Check every line below for the word "pouo" and show those that hold it.

━━━━━ RECORD LIST

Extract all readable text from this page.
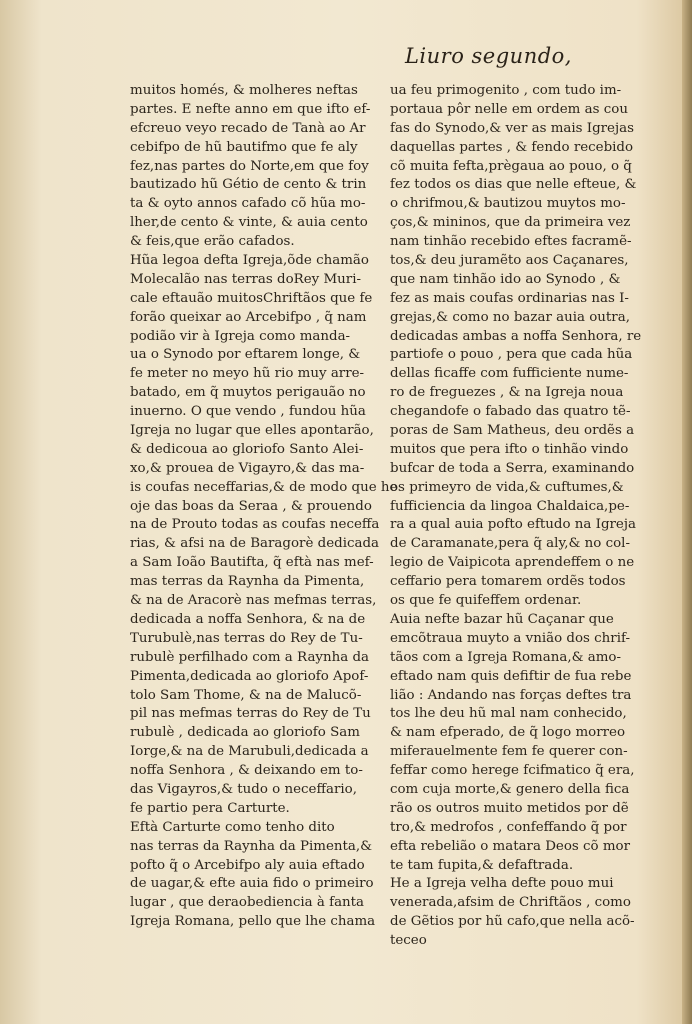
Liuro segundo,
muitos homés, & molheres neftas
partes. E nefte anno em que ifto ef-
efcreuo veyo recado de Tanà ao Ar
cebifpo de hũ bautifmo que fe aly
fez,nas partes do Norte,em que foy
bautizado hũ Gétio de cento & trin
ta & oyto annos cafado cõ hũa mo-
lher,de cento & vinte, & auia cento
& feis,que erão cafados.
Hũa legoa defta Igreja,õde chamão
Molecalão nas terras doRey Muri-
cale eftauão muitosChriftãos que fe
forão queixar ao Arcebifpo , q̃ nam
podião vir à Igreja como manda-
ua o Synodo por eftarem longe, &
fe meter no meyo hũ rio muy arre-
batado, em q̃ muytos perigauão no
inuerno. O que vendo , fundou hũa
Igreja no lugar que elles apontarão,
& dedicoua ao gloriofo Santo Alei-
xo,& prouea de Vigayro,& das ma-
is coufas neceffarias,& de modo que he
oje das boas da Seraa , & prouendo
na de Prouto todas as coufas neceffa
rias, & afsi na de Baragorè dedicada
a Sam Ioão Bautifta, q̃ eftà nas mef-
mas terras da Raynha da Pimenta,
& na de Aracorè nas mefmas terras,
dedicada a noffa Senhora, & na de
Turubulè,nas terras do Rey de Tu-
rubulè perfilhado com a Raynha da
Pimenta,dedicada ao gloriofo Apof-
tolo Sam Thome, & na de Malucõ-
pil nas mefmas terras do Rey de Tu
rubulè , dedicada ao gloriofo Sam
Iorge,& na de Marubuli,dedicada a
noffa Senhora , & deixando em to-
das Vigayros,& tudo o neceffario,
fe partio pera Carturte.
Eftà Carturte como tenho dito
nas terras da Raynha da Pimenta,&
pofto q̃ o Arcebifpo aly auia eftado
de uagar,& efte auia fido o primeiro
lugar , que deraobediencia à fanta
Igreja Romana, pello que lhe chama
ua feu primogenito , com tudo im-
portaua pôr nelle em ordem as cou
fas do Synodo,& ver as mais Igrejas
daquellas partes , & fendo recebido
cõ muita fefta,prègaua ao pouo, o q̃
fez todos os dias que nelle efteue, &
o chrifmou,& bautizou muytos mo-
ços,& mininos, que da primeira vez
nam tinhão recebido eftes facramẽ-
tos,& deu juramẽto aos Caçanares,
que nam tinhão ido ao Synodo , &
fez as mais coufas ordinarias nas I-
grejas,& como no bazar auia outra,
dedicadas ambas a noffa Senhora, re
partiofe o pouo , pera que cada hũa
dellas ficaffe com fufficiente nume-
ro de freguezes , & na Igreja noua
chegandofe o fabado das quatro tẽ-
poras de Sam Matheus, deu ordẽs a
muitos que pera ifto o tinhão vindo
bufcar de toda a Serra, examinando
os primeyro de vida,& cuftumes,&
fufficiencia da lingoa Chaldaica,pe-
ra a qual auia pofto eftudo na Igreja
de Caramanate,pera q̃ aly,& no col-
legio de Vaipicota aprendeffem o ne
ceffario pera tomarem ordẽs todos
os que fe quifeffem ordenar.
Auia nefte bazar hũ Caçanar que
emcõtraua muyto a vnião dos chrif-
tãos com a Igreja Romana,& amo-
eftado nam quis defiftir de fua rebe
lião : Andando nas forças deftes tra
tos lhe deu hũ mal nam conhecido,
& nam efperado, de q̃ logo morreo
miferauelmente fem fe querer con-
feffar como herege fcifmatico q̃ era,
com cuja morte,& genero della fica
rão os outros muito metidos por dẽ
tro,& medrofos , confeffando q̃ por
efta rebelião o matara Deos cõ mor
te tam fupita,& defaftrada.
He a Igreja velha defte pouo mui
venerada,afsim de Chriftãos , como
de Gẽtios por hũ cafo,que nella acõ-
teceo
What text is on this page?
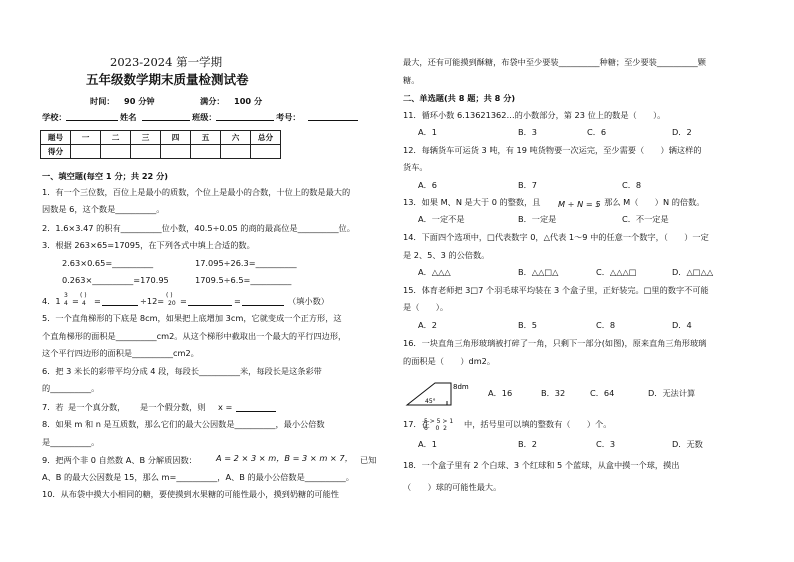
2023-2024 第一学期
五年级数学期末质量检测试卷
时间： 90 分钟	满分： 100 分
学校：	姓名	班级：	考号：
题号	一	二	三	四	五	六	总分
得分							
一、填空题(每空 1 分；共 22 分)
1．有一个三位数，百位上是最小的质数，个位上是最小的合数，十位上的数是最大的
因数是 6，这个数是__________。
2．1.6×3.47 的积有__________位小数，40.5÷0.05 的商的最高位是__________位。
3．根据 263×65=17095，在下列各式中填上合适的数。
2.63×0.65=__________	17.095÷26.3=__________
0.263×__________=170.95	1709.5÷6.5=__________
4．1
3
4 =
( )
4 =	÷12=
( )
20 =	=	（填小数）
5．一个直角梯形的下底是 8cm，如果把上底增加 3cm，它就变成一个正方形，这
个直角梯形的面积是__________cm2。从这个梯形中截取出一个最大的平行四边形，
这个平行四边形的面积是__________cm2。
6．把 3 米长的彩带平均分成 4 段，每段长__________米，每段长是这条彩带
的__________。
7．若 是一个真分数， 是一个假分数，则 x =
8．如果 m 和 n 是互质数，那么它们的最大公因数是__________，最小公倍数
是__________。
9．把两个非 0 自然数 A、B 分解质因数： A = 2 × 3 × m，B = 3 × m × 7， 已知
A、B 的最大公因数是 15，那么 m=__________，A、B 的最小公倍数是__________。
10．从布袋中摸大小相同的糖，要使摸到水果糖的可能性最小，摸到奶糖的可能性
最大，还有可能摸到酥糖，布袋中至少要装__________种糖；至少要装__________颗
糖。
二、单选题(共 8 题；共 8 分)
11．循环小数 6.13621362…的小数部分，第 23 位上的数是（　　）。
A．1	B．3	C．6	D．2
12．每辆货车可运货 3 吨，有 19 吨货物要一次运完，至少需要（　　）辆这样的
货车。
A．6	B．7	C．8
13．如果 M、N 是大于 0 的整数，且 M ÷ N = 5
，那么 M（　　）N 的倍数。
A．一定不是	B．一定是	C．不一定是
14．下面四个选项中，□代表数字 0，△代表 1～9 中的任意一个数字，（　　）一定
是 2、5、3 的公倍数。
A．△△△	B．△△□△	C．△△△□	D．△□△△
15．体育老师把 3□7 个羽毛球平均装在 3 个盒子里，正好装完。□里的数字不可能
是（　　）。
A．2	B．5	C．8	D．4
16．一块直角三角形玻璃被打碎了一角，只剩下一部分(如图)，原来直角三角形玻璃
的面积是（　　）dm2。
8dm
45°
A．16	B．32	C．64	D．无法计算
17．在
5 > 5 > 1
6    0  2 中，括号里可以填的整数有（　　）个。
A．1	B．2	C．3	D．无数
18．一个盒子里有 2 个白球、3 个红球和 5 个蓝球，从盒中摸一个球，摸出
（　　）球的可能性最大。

━━━━━━━━━━

[THE RESULT]
cõ muita fefta,prègaua ao pouo, o q̃
partiofe o pouo , pera que cada hũa
He a Igreja velha defte pouo mui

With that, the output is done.